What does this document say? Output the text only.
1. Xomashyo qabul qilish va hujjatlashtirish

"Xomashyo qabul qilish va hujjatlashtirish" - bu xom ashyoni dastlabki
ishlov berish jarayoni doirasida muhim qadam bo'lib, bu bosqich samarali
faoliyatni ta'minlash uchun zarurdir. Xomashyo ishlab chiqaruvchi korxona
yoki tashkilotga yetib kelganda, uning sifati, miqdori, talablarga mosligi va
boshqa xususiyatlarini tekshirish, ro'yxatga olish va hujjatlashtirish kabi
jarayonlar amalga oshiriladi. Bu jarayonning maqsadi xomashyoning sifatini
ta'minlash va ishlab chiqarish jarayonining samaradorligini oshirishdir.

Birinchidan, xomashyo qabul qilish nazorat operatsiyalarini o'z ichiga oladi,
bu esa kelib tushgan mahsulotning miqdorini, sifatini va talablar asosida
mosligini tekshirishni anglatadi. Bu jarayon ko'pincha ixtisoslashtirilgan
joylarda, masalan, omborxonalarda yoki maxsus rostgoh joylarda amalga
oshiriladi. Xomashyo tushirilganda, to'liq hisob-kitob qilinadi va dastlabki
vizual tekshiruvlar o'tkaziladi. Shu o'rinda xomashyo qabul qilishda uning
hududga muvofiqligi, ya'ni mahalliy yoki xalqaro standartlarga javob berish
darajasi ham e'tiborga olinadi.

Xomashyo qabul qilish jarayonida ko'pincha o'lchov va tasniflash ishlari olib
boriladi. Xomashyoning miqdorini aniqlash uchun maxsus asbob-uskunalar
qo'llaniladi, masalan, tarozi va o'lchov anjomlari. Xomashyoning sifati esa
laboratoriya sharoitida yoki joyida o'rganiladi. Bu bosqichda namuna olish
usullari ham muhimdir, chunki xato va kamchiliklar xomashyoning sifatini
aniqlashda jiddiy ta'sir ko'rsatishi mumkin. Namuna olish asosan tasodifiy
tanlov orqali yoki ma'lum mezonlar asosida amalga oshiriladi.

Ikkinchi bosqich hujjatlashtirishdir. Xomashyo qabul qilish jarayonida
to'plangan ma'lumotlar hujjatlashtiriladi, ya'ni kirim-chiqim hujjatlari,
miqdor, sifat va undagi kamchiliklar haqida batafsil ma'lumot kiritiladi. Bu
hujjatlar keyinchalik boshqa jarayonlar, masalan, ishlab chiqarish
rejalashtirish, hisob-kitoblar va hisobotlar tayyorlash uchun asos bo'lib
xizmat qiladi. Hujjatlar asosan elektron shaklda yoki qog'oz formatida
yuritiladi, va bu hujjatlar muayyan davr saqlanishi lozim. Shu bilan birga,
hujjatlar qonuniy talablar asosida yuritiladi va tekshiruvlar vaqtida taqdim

- **GIVEN TASK**
Scan the material above. Extract every line in which the word "lchov" occurs.

- **RESULT BELOW**
Xomashyo qabul qilish jarayonida ko'pincha o'lchov va tasniflash ishlari olib
qo'llaniladi, masalan, tarozi va o'lchov anjomlari. Xomashyoning sifati esa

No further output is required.